Extracted data entries:
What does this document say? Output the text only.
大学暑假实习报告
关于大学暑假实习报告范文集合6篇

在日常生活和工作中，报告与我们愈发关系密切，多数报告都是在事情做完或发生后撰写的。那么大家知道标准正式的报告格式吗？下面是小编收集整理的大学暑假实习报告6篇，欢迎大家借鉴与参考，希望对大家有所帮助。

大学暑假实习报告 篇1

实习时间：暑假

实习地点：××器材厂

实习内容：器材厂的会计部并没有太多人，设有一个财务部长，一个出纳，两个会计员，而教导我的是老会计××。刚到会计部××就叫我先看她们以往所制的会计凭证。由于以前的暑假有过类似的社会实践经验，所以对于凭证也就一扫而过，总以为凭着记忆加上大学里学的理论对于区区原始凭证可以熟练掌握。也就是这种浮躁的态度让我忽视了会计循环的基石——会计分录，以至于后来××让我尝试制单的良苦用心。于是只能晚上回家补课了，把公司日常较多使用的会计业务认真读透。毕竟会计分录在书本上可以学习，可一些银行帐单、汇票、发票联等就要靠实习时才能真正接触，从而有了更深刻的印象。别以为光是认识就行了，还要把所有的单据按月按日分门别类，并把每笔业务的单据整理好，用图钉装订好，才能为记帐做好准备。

◆ **PROBLEM TO WORK ON**: Retype every record above exactly as written.

◆ **RESULT FOR THIS EXERCISE**:
What does this document say? Output the text only.
大学暑假实习报告
关于大学暑假实习报告范文集合6篇

在日常生活和工作中，报告与我们愈发关系密切，多数报告都是在事情做完或发生后撰写的。那么大家知道标准正式的报告格式吗？下面是小编收集整理的大学暑假实习报告6篇，欢迎大家借鉴与参考，希望对大家有所帮助。

大学暑假实习报告 篇1

实习时间：暑假

实习地点：××器材厂

实习内容：器材厂的会计部并没有太多人，设有一个财务部长，一个出纳，两个会计员，而教导我的是老会计××。刚到会计部××就叫我先看她们以往所制的会计凭证。由于以前的暑假有过类似的社会实践经验，所以对于凭证也就一扫而过，总以为凭着记忆加上大学里学的理论对于区区原始凭证可以熟练掌握。也就是这种浮躁的态度让我忽视了会计循环的基石——会计分录，以至于后来××让我尝试制单的良苦用心。于是只能晚上回家补课了，把公司日常较多使用的会计业务认真读透。毕竟会计分录在书本上可以学习，可一些银行帐单、汇票、发票联等就要靠实习时才能真正接触，从而有了更深刻的印象。别以为光是认识就行了，还要把所有的单据按月按日分门别类，并把每笔业务的单据整理好，用图钉装订好，才能为记帐做好准备。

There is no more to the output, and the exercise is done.